■ **What is expected**:
Determine how many lines in the data below contain "подразделе" and write only that number.
--- Begin Listed records ---
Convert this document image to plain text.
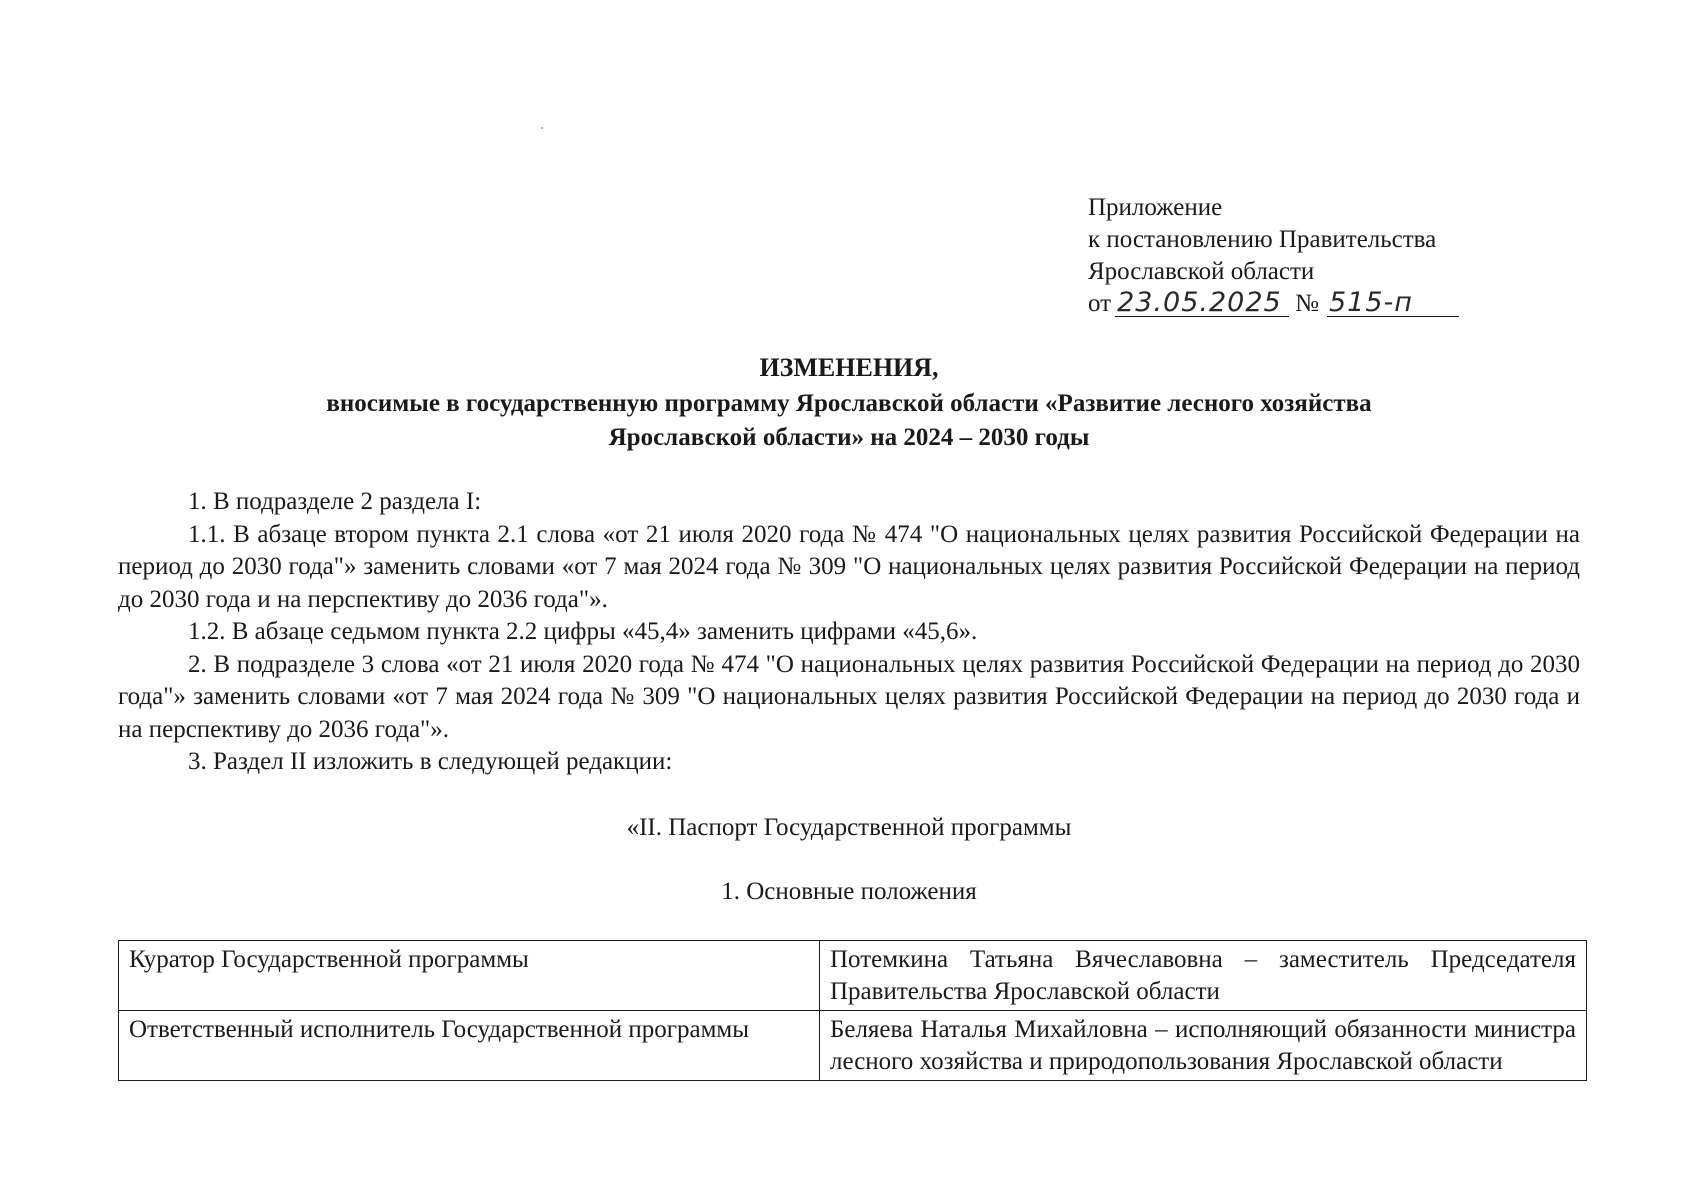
Приложение
к постановлению Правительства
Ярославской области
от 23.05.2025 № 515-п
ИЗМЕНЕНИЯ,
вносимые в государственную программу Ярославской области «Развитие лесного хозяйства
Ярославской области» на 2024 – 2030 годы

1. В подразделе 2 раздела I:

1.1. В абзаце втором пункта 2.1 слова «от 21 июля 2020 года № 474 "О национальных целях развития Российской Федерации на период до 2030 года"» заменить словами «от 7 мая 2024 года № 309 "О национальных целях развития Российской Федерации на период до 2030 года и на перспективу до 2036 года"».

1.2. В абзаце седьмом пункта 2.2 цифры «45,4» заменить цифрами «45,6».

2. В подразделе 3 слова «от 21 июля 2020 года № 474 "О национальных целях развития Российской Федерации на период до 2030 года"» заменить словами «от 7 мая 2024 года № 309 "О национальных целях развития Российской Федерации на период до 2030 года и на перспективу до 2036 года"».

3. Раздел II изложить в следующей редакции:

«II. Паспорт Государственной программы
1. Основные положения
Куратор Государственной программы	Потемкина Татьяна Вячеславовна – заместитель Председателя Правительства Ярославской области
Ответственный исполнитель Государственной программы	Беляева Наталья Михайловна – исполняющий обязанности министра лесного хозяйства и природопользования Ярославской области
--- End Listed records ---
■ **Exercise response**:
2